**** Given data ****
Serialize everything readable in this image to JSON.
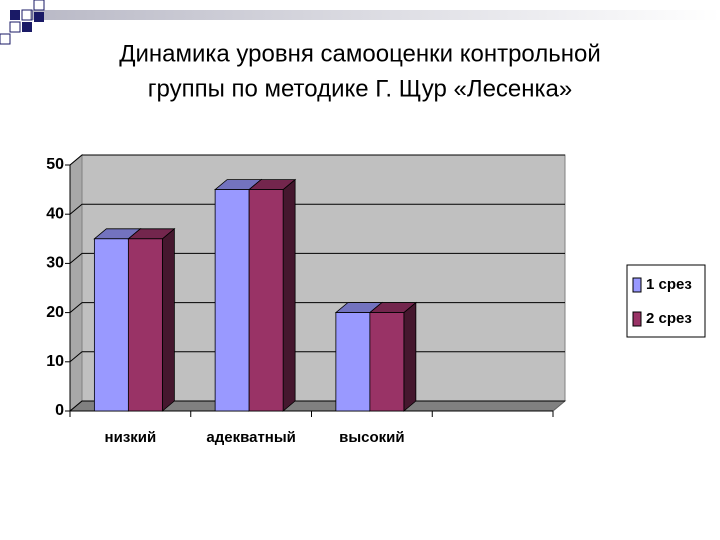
{
  "chart_data": {
    "type": "bar",
    "title": [
      "Динамика уровня самооценки контрольной",
      "группы по методике Г. Щур «Лесенка»"
    ],
    "categories": [
      "низкий",
      "адекватный",
      "высокий",
      null
    ],
    "series": [
      {
        "name": "1 срез",
        "color": "#9999ff",
        "values": [
          35,
          45,
          20,
          null
        ]
      },
      {
        "name": "2 срез",
        "color": "#993366",
        "values": [
          35,
          45,
          20,
          null
        ]
      }
    ],
    "ylim": [
      0,
      50
    ],
    "yticks": [
      0,
      10,
      20,
      30,
      40,
      50
    ],
    "grid": true,
    "legend": "right"
  }
}
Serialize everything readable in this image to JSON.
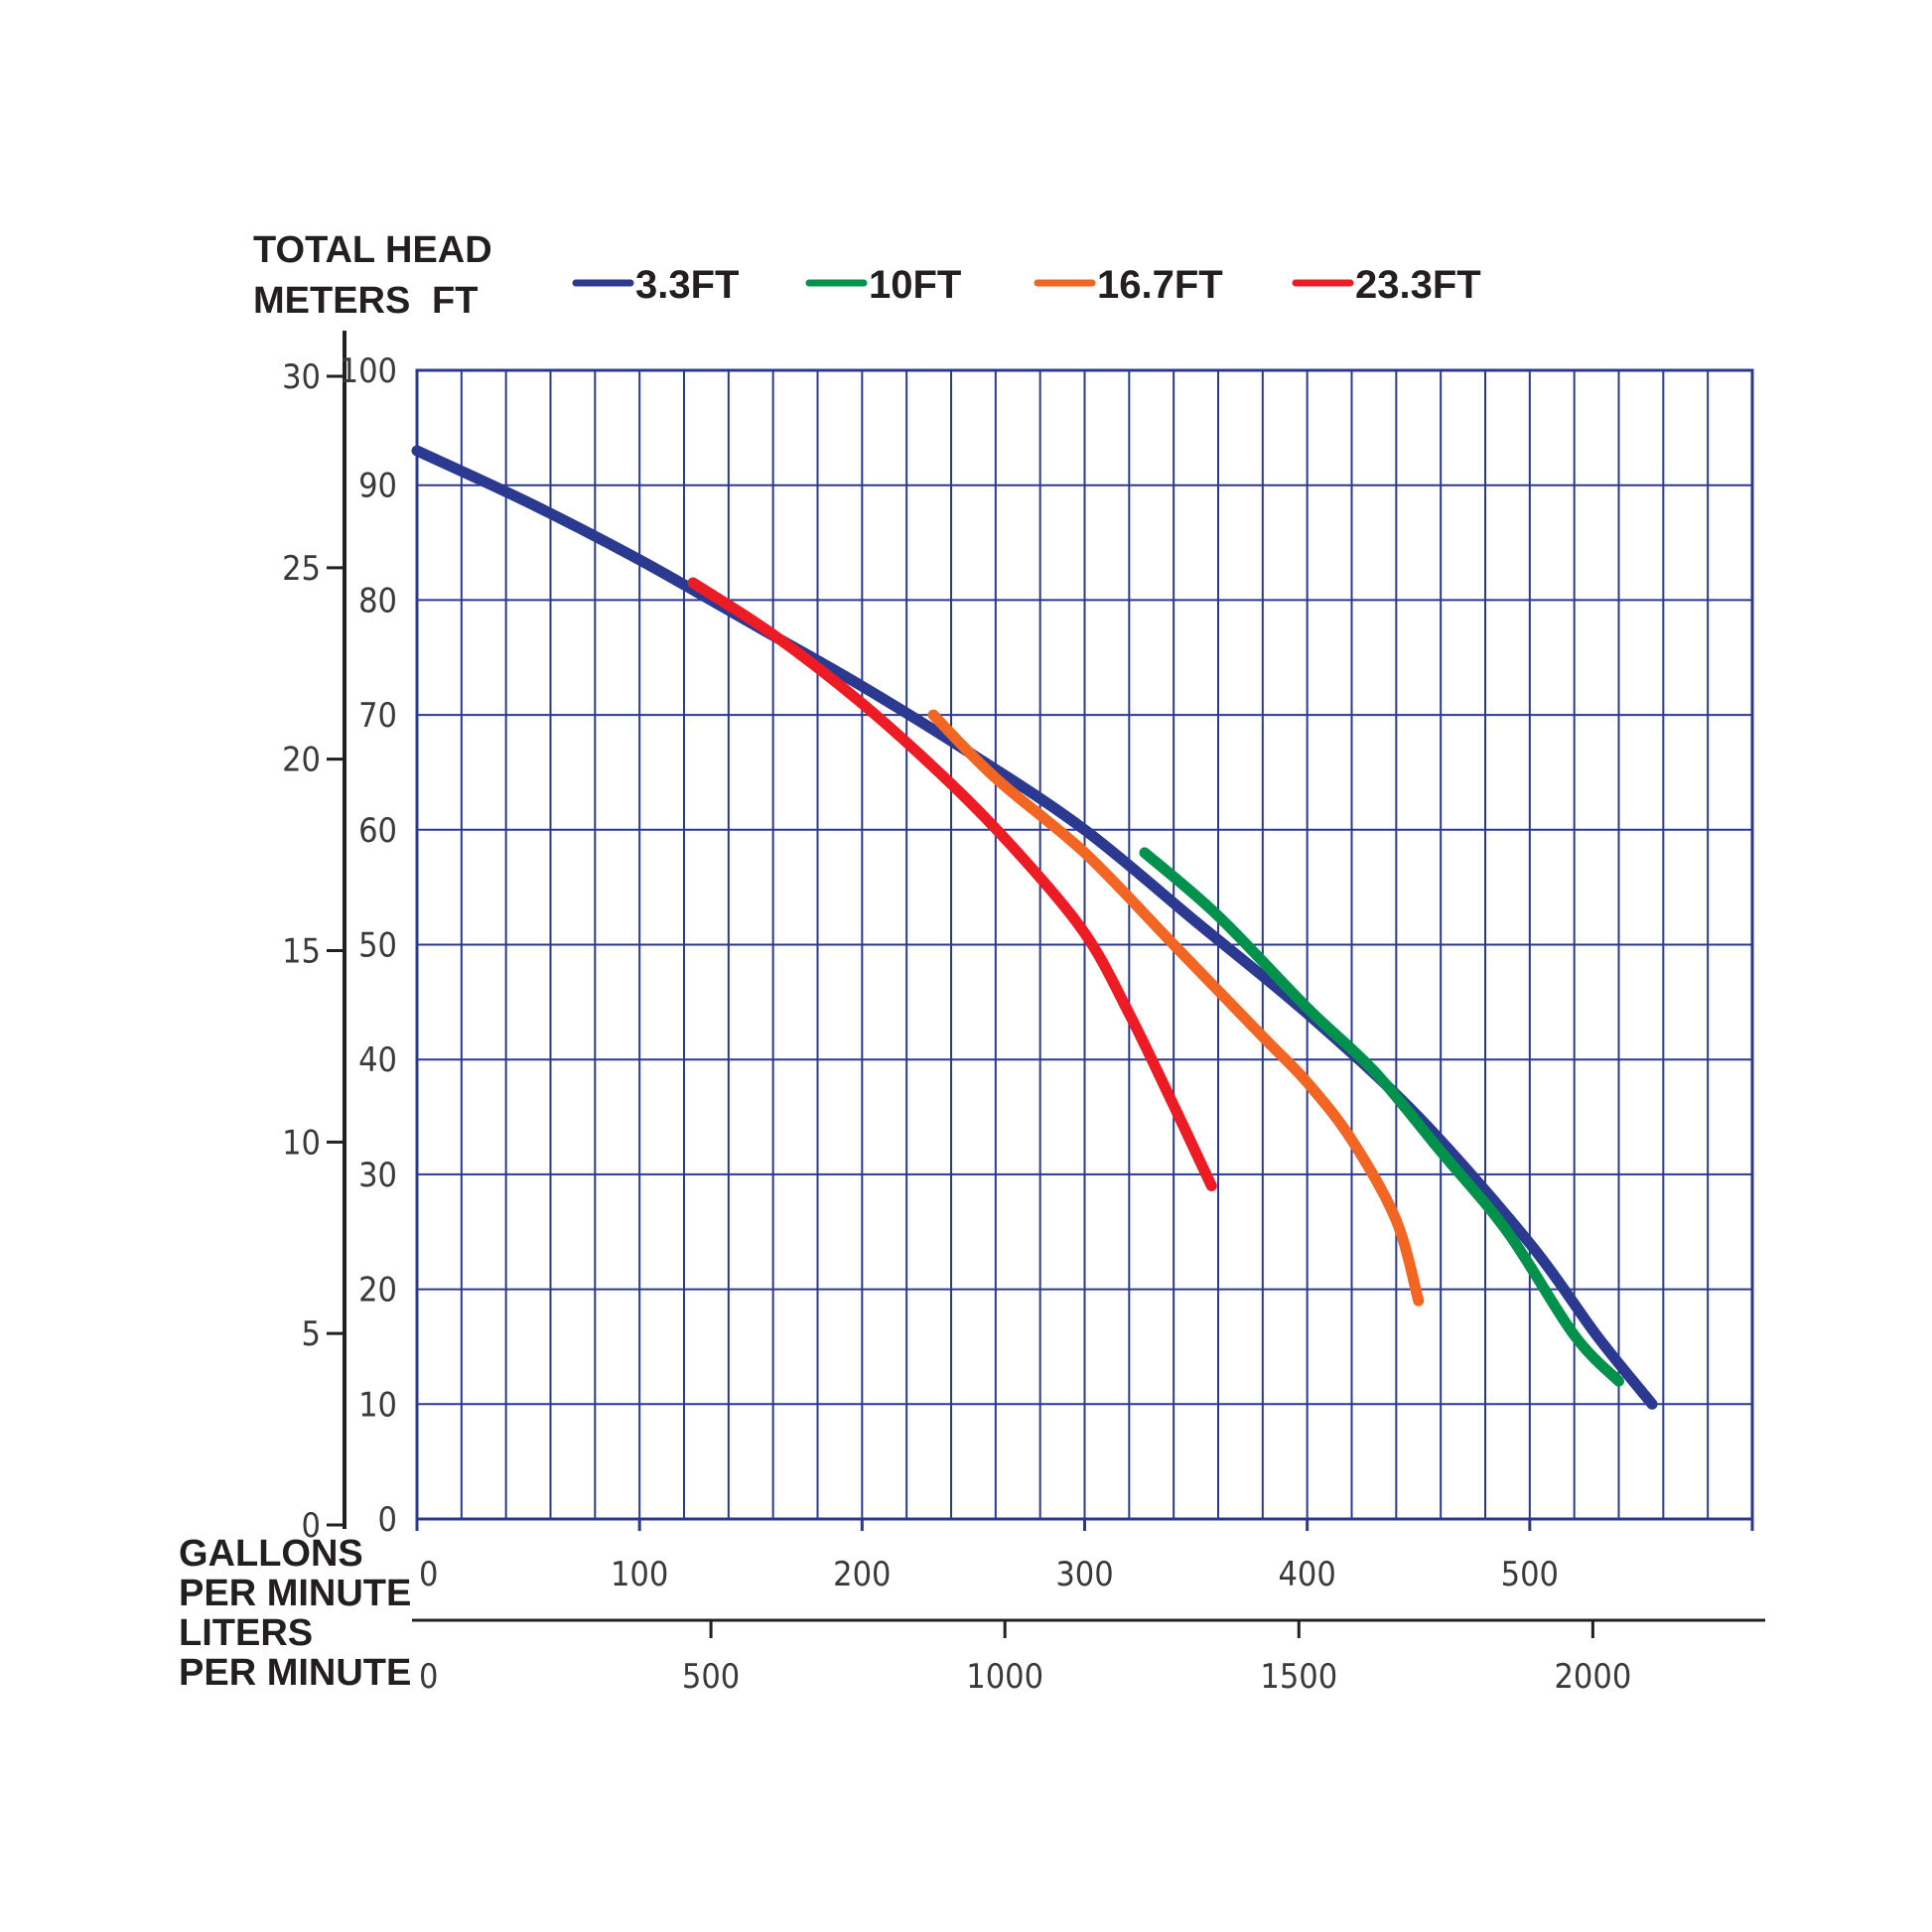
{
  "chart_data": {
    "type": "line",
    "title": "",
    "ylabel_line1": "TOTAL HEAD",
    "ylabel_meters": "METERS",
    "ylabel_feet": "FT",
    "xlabel_gpm": [
      "GALLONS",
      "PER MINUTE"
    ],
    "xlabel_lpm": [
      "LITERS",
      "PER MINUTE"
    ],
    "ft_axis": {
      "min": 0,
      "max": 100,
      "ticks": [
        "0",
        "10",
        "20",
        "30",
        "40",
        "50",
        "60",
        "70",
        "80",
        "90",
        "100"
      ]
    },
    "m_axis": {
      "min": 0,
      "max": 30,
      "ticks": [
        "0",
        "5",
        "10",
        "15",
        "20",
        "25",
        "30"
      ]
    },
    "gpm_axis": {
      "min": 0,
      "max": 600,
      "ticks": [
        "0",
        "100",
        "200",
        "300",
        "400",
        "500"
      ]
    },
    "lpm_axis": {
      "ticks": [
        "0",
        "500",
        "1000",
        "1500",
        "2000"
      ]
    },
    "grid": true,
    "legend_position": "top",
    "colors": {
      "grid": "#2b3990",
      "axis": "#231f20"
    },
    "series": [
      {
        "name": "3.3FT",
        "color": "#2b3990",
        "points": [
          [
            0,
            93
          ],
          [
            50,
            88.5
          ],
          [
            100,
            83.5
          ],
          [
            150,
            78
          ],
          [
            200,
            72.5
          ],
          [
            250,
            66.5
          ],
          [
            300,
            60
          ],
          [
            350,
            52
          ],
          [
            400,
            44
          ],
          [
            450,
            35
          ],
          [
            500,
            24
          ],
          [
            530,
            16
          ],
          [
            555,
            10
          ]
        ]
      },
      {
        "name": "10FT",
        "color": "#00914c",
        "points": [
          [
            327,
            58
          ],
          [
            360,
            52.5
          ],
          [
            400,
            44.5
          ],
          [
            430,
            39
          ],
          [
            460,
            32
          ],
          [
            490,
            25
          ],
          [
            520,
            16
          ],
          [
            540,
            12
          ]
        ]
      },
      {
        "name": "16.7FT",
        "color": "#f26522",
        "points": [
          [
            232,
            70
          ],
          [
            260,
            64.5
          ],
          [
            300,
            58
          ],
          [
            340,
            50
          ],
          [
            380,
            42
          ],
          [
            400,
            38
          ],
          [
            420,
            33
          ],
          [
            440,
            26
          ],
          [
            450,
            19
          ]
        ]
      },
      {
        "name": "23.3FT",
        "color": "#ed1c24",
        "points": [
          [
            124,
            81.5
          ],
          [
            160,
            77
          ],
          [
            200,
            71
          ],
          [
            240,
            64
          ],
          [
            270,
            58
          ],
          [
            300,
            51
          ],
          [
            320,
            44
          ],
          [
            340,
            36
          ],
          [
            357,
            29
          ]
        ]
      }
    ]
  }
}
****
### Written problem
Within the material above, find the lines that contain the word "name"; copy them.

### Response to this task
        "name": "1 срез",
        "name": "2 срез",
        "name": "3.3FT",
        "name": "10FT",
        "name": "16.7FT",
        "name": "23.3FT",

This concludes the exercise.